[start of Records to use]
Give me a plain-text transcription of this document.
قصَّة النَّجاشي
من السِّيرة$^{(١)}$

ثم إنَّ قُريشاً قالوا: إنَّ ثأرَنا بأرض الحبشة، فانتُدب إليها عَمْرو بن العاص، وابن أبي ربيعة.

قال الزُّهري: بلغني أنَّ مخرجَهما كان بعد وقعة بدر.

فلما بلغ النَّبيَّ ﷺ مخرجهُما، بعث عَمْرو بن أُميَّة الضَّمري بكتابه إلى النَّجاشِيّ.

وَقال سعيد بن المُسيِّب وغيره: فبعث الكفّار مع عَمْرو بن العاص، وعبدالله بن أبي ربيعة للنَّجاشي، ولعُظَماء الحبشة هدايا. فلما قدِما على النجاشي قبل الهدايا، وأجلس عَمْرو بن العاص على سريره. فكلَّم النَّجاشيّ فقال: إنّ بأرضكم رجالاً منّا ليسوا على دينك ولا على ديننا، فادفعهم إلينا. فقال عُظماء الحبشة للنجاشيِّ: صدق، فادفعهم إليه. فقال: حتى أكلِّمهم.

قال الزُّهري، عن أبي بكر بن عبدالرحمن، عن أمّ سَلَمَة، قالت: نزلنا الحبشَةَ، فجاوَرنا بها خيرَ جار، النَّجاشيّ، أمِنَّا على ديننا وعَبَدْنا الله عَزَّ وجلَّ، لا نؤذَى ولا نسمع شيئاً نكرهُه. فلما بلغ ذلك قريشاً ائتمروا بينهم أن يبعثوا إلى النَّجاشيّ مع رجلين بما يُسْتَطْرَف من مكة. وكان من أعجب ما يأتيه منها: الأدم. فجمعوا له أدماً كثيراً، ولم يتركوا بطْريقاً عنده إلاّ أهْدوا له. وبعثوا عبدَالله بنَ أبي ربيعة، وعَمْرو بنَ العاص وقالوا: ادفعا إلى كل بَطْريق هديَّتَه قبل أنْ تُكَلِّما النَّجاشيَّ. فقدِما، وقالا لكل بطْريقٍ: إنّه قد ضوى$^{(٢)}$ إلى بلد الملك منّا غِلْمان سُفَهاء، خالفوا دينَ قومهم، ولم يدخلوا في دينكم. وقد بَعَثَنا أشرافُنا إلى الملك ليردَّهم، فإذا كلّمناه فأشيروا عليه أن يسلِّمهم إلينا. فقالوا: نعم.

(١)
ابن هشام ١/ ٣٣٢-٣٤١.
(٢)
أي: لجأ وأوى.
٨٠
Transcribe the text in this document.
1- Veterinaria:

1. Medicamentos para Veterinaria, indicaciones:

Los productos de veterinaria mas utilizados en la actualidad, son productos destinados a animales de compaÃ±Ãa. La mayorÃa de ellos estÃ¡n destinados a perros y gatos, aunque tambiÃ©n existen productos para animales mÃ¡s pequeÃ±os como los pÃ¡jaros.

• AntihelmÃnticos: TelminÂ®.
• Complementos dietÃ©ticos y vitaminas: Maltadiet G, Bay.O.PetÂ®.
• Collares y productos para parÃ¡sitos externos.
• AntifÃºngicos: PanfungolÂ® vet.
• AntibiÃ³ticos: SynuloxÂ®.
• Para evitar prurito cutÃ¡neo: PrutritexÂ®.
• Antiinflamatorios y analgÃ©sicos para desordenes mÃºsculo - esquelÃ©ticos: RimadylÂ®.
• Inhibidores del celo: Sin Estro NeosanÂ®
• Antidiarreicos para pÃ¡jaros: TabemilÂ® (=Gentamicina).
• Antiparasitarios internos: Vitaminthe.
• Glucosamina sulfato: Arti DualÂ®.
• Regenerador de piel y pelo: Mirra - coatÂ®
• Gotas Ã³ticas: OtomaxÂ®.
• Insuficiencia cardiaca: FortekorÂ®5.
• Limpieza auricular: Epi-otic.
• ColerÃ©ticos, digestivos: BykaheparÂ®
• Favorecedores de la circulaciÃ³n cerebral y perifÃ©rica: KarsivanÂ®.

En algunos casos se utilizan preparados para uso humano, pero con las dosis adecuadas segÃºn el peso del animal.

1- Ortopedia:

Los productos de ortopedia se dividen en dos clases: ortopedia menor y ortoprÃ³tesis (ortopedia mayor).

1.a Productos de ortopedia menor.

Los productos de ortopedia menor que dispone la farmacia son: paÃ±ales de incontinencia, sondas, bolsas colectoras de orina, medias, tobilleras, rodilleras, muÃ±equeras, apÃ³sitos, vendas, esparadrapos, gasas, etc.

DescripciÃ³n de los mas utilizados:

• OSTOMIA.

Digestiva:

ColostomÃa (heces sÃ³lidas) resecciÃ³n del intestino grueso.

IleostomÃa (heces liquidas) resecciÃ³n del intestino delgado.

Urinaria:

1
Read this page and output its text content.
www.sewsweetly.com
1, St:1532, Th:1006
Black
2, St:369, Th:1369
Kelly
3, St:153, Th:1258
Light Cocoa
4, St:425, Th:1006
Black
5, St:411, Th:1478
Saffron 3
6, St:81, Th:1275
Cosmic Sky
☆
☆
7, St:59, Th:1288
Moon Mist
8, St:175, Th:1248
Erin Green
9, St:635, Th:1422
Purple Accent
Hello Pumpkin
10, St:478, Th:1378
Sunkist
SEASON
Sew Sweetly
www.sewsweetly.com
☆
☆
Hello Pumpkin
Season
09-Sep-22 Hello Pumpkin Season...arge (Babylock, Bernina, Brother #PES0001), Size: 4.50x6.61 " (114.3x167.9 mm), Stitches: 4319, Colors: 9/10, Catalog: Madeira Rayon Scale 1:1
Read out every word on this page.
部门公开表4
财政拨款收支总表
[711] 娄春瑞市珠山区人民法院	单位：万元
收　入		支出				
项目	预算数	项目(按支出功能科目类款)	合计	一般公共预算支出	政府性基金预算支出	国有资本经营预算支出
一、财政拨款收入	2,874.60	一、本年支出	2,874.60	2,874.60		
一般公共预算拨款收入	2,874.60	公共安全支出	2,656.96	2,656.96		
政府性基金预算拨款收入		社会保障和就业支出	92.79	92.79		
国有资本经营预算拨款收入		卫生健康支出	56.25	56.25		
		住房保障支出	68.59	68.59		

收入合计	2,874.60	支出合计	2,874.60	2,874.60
[end of Records to use]
Copy all of the material word for word.

Give me a plain-text transcription of this document.
قصَّة النَّجاشي
من السِّيرة$^{(١)}$

ثم إنَّ قُريشاً قالوا: إنَّ ثأرَنا بأرض الحبشة، فانتُدب إليها عَمْرو بن العاص، وابن أبي ربيعة.

قال الزُّهري: بلغني أنَّ مخرجَهما كان بعد وقعة بدر.

فلما بلغ النَّبيَّ ﷺ مخرجهُما، بعث عَمْرو بن أُميَّة الضَّمري بكتابه إلى النَّجاشِيّ.

وَقال سعيد بن المُسيِّب وغيره: فبعث الكفّار مع عَمْرو بن العاص، وعبدالله بن أبي ربيعة للنَّجاشي، ولعُظَماء الحبشة هدايا. فلما قدِما على النجاشي قبل الهدايا، وأجلس عَمْرو بن العاص على سريره. فكلَّم النَّجاشيّ فقال: إنّ بأرضكم رجالاً منّا ليسوا على دينك ولا على ديننا، فادفعهم إلينا. فقال عُظماء الحبشة للنجاشيِّ: صدق، فادفعهم إليه. فقال: حتى أكلِّمهم.

قال الزُّهري، عن أبي بكر بن عبدالرحمن، عن أمّ سَلَمَة، قالت: نزلنا الحبشَةَ، فجاوَرنا بها خيرَ جار، النَّجاشيّ، أمِنَّا على ديننا وعَبَدْنا الله عَزَّ وجلَّ، لا نؤذَى ولا نسمع شيئاً نكرهُه. فلما بلغ ذلك قريشاً ائتمروا بينهم أن يبعثوا إلى النَّجاشيّ مع رجلين بما يُسْتَطْرَف من مكة. وكان من أعجب ما يأتيه منها: الأدم. فجمعوا له أدماً كثيراً، ولم يتركوا بطْريقاً عنده إلاّ أهْدوا له. وبعثوا عبدَالله بنَ أبي ربيعة، وعَمْرو بنَ العاص وقالوا: ادفعا إلى كل بَطْريق هديَّتَه قبل أنْ تُكَلِّما النَّجاشيَّ. فقدِما، وقالا لكل بطْريقٍ: إنّه قد ضوى$^{(٢)}$ إلى بلد الملك منّا غِلْمان سُفَهاء، خالفوا دينَ قومهم، ولم يدخلوا في دينكم. وقد بَعَثَنا أشرافُنا إلى الملك ليردَّهم، فإذا كلّمناه فأشيروا عليه أن يسلِّمهم إلينا. فقالوا: نعم.

(١)
ابن هشام ١/ ٣٣٢-٣٤١.
(٢)
أي: لجأ وأوى.
٨٠
Transcribe the text in this document.
1- Veterinaria:

1. Medicamentos para Veterinaria, indicaciones:

Los productos de veterinaria mas utilizados en la actualidad, son productos destinados a animales de compaÃ±Ãa. La mayorÃa de ellos estÃ¡n destinados a perros y gatos, aunque tambiÃ©n existen productos para animales mÃ¡s pequeÃ±os como los pÃ¡jaros.

• AntihelmÃnticos: TelminÂ®.
• Complementos dietÃ©ticos y vitaminas: Maltadiet G, Bay.O.PetÂ®.
• Collares y productos para parÃ¡sitos externos.
• AntifÃºngicos: PanfungolÂ® vet.
• AntibiÃ³ticos: SynuloxÂ®.
• Para evitar prurito cutÃ¡neo: PrutritexÂ®.
• Antiinflamatorios y analgÃ©sicos para desordenes mÃºsculo - esquelÃ©ticos: RimadylÂ®.
• Inhibidores del celo: Sin Estro NeosanÂ®
• Antidiarreicos para pÃ¡jaros: TabemilÂ® (=Gentamicina).
• Antiparasitarios internos: Vitaminthe.
• Glucosamina sulfato: Arti DualÂ®.
• Regenerador de piel y pelo: Mirra - coatÂ®
• Gotas Ã³ticas: OtomaxÂ®.
• Insuficiencia cardiaca: FortekorÂ®5.
• Limpieza auricular: Epi-otic.
• ColerÃ©ticos, digestivos: BykaheparÂ®
• Favorecedores de la circulaciÃ³n cerebral y perifÃ©rica: KarsivanÂ®.

En algunos casos se utilizan preparados para uso humano, pero con las dosis adecuadas segÃºn el peso del animal.

1- Ortopedia:

Los productos de ortopedia se dividen en dos clases: ortopedia menor y ortoprÃ³tesis (ortopedia mayor).

1.a Productos de ortopedia menor.

Los productos de ortopedia menor que dispone la farmacia son: paÃ±ales de incontinencia, sondas, bolsas colectoras de orina, medias, tobilleras, rodilleras, muÃ±equeras, apÃ³sitos, vendas, esparadrapos, gasas, etc.

DescripciÃ³n de los mas utilizados:

• OSTOMIA.

Digestiva:

ColostomÃa (heces sÃ³lidas) resecciÃ³n del intestino grueso.

IleostomÃa (heces liquidas) resecciÃ³n del intestino delgado.

Urinaria:

1
Read this page and output its text content.
www.sewsweetly.com
1, St:1532, Th:1006
Black
2, St:369, Th:1369
Kelly
3, St:153, Th:1258
Light Cocoa
4, St:425, Th:1006
Black
5, St:411, Th:1478
Saffron 3
6, St:81, Th:1275
Cosmic Sky
☆
☆
7, St:59, Th:1288
Moon Mist
8, St:175, Th:1248
Erin Green
9, St:635, Th:1422
Purple Accent
Hello Pumpkin
10, St:478, Th:1378
Sunkist
SEASON
Sew Sweetly
www.sewsweetly.com
☆
☆
Hello Pumpkin
Season
09-Sep-22 Hello Pumpkin Season...arge (Babylock, Bernina, Brother #PES0001), Size: 4.50x6.61 " (114.3x167.9 mm), Stitches: 4319, Colors: 9/10, Catalog: Madeira Rayon Scale 1:1
Read out every word on this page.
部门公开表4
财政拨款收支总表
[711] 娄春瑞市珠山区人民法院	单位：万元
收　入		支出				
项目	预算数	项目(按支出功能科目类款)	合计	一般公共预算支出	政府性基金预算支出	国有资本经营预算支出
一、财政拨款收入	2,874.60	一、本年支出	2,874.60	2,874.60		
一般公共预算拨款收入	2,874.60	公共安全支出	2,656.96	2,656.96		
政府性基金预算拨款收入		社会保障和就业支出	92.79	92.79		
国有资本经营预算拨款收入		卫生健康支出	56.25	56.25		
		住房保障支出	68.59	68.59		

收入合计	2,874.60	支出合计	2,874.60	2,874.60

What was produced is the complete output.